→ SUPPLIED TEXT
•••••
Question

Find the equation of the tangent and normal to the curve \[16{x^2} + {y^2} = 145\] at the point \[({x_1},{y_1})\] , where \[{x_1} = 2\] and \[{y_1} > 0\].

Answer 1

Hint: To solve this question, first find the point of intersection of tangent and normal to the curve at the point. Once we find the point of intersection, we can find the slope of tangent and normal at that point. We can use the equations of straight lines to find the equation of tangent and normal at that point.

Complete step-by-step solution:
 It is given that an equation of ellipse \[16{x^2} + {y^2} = 145\] and a point on it \[({x_1},{y_1})\] where \[{x_1} = 2\] and \[{y_1} > 0\]
Let’s start with Finding the equation of the curve.
•••••
→ PROMPT A
Reproduce the whole tangent and normal problem verbatim.

→ EXTRACTED ENTRIES
•••••
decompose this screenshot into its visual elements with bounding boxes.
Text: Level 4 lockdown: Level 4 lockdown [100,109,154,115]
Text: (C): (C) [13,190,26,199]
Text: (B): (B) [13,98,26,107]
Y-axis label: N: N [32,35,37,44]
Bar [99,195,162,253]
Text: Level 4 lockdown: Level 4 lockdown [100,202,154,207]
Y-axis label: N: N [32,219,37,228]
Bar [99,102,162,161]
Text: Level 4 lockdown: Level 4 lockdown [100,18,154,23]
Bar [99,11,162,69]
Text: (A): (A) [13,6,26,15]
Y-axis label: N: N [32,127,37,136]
•••••
→ PROMPT B
Write out all of the records again, putting "Level 3 lockdown" wherever "Level 4 lockdown" occurs and leaving everything else in the records unchanged.

→ EXPECTED OUTPUT A
Question

Find the equation of the tangent and normal to the curve \[16{x^2} + {y^2} = 145\] at the point \[({x_1},{y_1})\] , where \[{x_1} = 2\] and \[{y_1} > 0\].

Answer 1

Hint: To solve this question, first find the point of intersection of tangent and normal to the curve at the point. Once we find the point of intersection, we can find the slope of tangent and normal at that point. We can use the equations of straight lines to find the equation of tangent and normal at that point.

Complete step-by-step solution:
 It is given that an equation of ellipse \[16{x^2} + {y^2} = 145\] and a point on it \[({x_1},{y_1})\] where \[{x_1} = 2\] and \[{y_1} > 0\]
Let’s start with Finding the equation of the curve.

→ EXPECTED OUTPUT B
decompose this screenshot into its visual elements with bounding boxes.
Text: Level 3 lockdown: Level 3 lockdown [100,109,154,115]
Text: (C): (C) [13,190,26,199]
Text: (B): (B) [13,98,26,107]
Y-axis label: N: N [32,35,37,44]
Bar [99,195,162,253]
Text: Level 3 lockdown: Level 3 lockdown [100,202,154,207]
Y-axis label: N: N [32,219,37,228]
Bar [99,102,162,161]
Text: Level 3 lockdown: Level 3 lockdown [100,18,154,23]
Bar [99,11,162,69]
Text: (A): (A) [13,6,26,15]
Y-axis label: N: N [32,127,37,136]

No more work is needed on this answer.